[Dataset items]
● ● ●
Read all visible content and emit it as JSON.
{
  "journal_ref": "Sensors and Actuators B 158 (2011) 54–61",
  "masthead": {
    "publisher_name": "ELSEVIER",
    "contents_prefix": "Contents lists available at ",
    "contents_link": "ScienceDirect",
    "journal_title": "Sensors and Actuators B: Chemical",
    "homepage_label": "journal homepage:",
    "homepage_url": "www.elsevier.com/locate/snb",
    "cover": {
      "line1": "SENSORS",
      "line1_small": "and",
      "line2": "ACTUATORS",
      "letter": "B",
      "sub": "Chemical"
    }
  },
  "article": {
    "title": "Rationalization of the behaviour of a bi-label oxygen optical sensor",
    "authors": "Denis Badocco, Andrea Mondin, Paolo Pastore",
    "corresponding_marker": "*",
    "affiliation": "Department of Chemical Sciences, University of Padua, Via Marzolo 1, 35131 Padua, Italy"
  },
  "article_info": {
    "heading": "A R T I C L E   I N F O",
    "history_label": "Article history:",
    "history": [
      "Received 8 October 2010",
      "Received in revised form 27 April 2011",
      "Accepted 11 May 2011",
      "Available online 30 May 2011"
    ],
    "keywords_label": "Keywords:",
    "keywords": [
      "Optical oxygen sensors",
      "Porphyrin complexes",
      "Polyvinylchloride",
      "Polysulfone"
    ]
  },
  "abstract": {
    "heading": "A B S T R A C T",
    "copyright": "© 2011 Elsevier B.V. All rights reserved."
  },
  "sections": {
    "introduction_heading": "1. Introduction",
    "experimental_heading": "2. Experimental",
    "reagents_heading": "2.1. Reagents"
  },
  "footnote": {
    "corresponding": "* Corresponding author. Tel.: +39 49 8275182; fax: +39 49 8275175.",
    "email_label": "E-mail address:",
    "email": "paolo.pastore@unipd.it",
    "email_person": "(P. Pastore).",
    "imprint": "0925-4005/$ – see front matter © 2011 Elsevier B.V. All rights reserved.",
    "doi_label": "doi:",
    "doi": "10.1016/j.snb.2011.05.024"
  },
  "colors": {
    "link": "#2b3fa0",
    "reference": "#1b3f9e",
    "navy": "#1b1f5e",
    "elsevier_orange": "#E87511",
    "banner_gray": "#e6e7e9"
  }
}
● ● ●
> Request: Write out the records shown above, exactly as they appear.

> Exercise output:
Read all visible content and emit it as JSON.
{
  "journal_ref": "Sensors and Actuators B 158 (2011) 54–61",
  "masthead": {
    "publisher_name": "ELSEVIER",
    "contents_prefix": "Contents lists available at ",
    "contents_link": "ScienceDirect",
    "journal_title": "Sensors and Actuators B: Chemical",
    "homepage_label": "journal homepage:",
    "homepage_url": "www.elsevier.com/locate/snb",
    "cover": {
      "line1": "SENSORS",
      "line1_small": "and",
      "line2": "ACTUATORS",
      "letter": "B",
      "sub": "Chemical"
    }
  },
  "article": {
    "title": "Rationalization of the behaviour of a bi-label oxygen optical sensor",
    "authors": "Denis Badocco, Andrea Mondin, Paolo Pastore",
    "corresponding_marker": "*",
    "affiliation": "Department of Chemical Sciences, University of Padua, Via Marzolo 1, 35131 Padua, Italy"
  },
  "article_info": {
    "heading": "A R T I C L E   I N F O",
    "history_label": "Article history:",
    "history": [
      "Received 8 October 2010",
      "Received in revised form 27 April 2011",
      "Accepted 11 May 2011",
      "Available online 30 May 2011"
    ],
    "keywords_label": "Keywords:",
    "keywords": [
      "Optical oxygen sensors",
      "Porphyrin complexes",
      "Polyvinylchloride",
      "Polysulfone"
    ]
  },
  "abstract": {
    "heading": "A B S T R A C T",
    "copyright": "© 2011 Elsevier B.V. All rights reserved."
  },
  "sections": {
    "introduction_heading": "1. Introduction",
    "experimental_heading": "2. Experimental",
    "reagents_heading": "2.1. Reagents"
  },
  "footnote": {
    "corresponding": "* Corresponding author. Tel.: +39 49 8275182; fax: +39 49 8275175.",
    "email_label": "E-mail address:",
    "email": "paolo.pastore@unipd.it",
    "email_person": "(P. Pastore).",
    "imprint": "0925-4005/$ – see front matter © 2011 Elsevier B.V. All rights reserved.",
    "doi_label": "doi:",
    "doi": "10.1016/j.snb.2011.05.024"
  },
  "colors": {
    "link": "#2b3fa0",
    "reference": "#1b3f9e",
    "navy": "#1b1f5e",
    "elsevier_orange": "#E87511",
    "banner_gray": "#e6e7e9"
  }
}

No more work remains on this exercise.